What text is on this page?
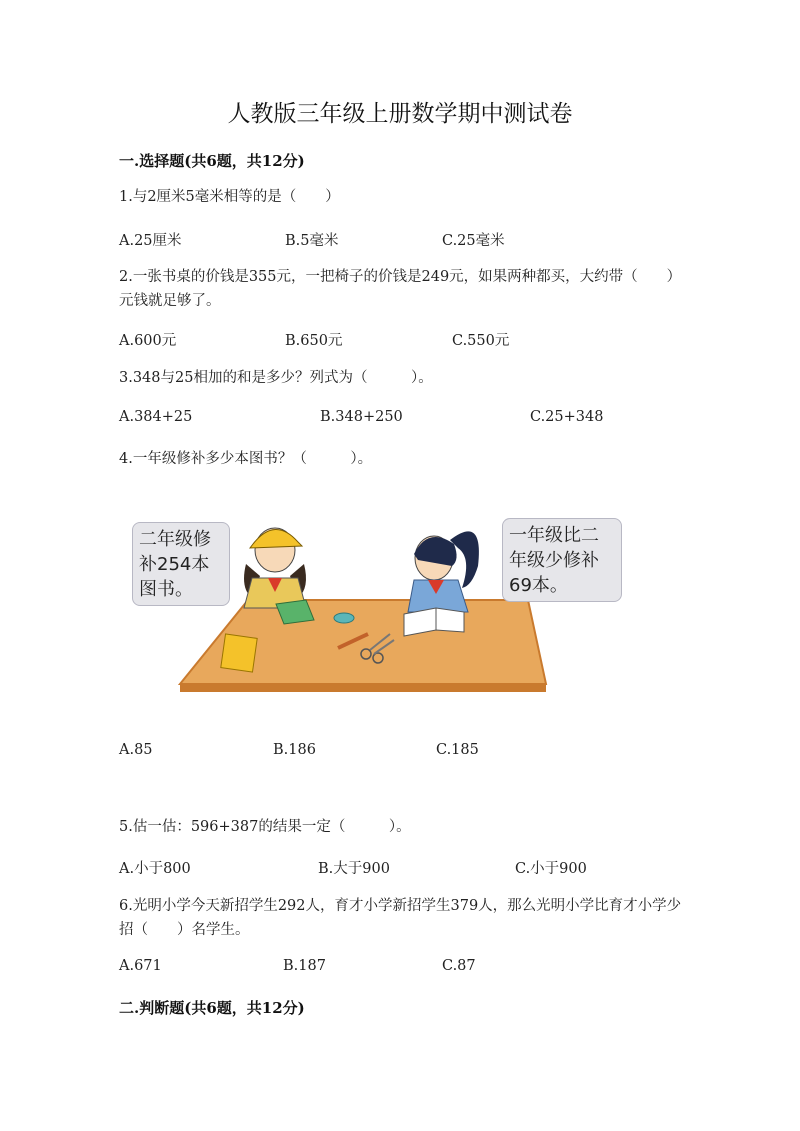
人教版三年级上册数学期中测试卷
一.选择题(共6题，共12分)
1.与2厘米5毫米相等的是（　　）
A.25厘米	B.5毫米	C.25毫米
2.一张书桌的价钱是355元，一把椅子的价钱是249元，如果两种都买，大约带（　　）元钱就足够了。
A.600元	B.650元	C.550元
3.348与25相加的和是多少？列式为（　　　）。
A.384+25	B.348+250	C.25+348
4.一年级修补多少本图书？（　　　）。
二年级修
补254本
图书。
一年级比二
年级少修补
69本。
A.85	B.186	C.185
5.估一估：596+387的结果一定（　　　）。
A.小于800	B.大于900	C.小于900
6.光明小学今天新招学生292人，育才小学新招学生379人，那么光明小学比育才小学少招（　　）名学生。
A.671	B.187	C.87
二.判断题(共6题，共12分)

________________

● CHALLENGE: Reproduce every entry word for word, but skip any pictures.

● EXERCISE RESPONSE:
What text is on this page?
人教版三年级上册数学期中测试卷
一.选择题(共6题，共12分)
1.与2厘米5毫米相等的是（　　）
A.25厘米	B.5毫米	C.25毫米
2.一张书桌的价钱是355元，一把椅子的价钱是249元，如果两种都买，大约带（　　）元钱就足够了。
A.600元	B.650元	C.550元
3.348与25相加的和是多少？列式为（　　　）。
A.384+25	B.348+250	C.25+348
4.一年级修补多少本图书？（　　　）。
二年级修
补254本
图书。
一年级比二
年级少修补
69本。
A.85	B.186	C.185
5.估一估：596+387的结果一定（　　　）。
A.小于800	B.大于900	C.小于900
6.光明小学今天新招学生292人，育才小学新招学生379人，那么光明小学比育才小学少招（　　）名学生。
A.671	B.187	C.87
二.判断题(共6题，共12分)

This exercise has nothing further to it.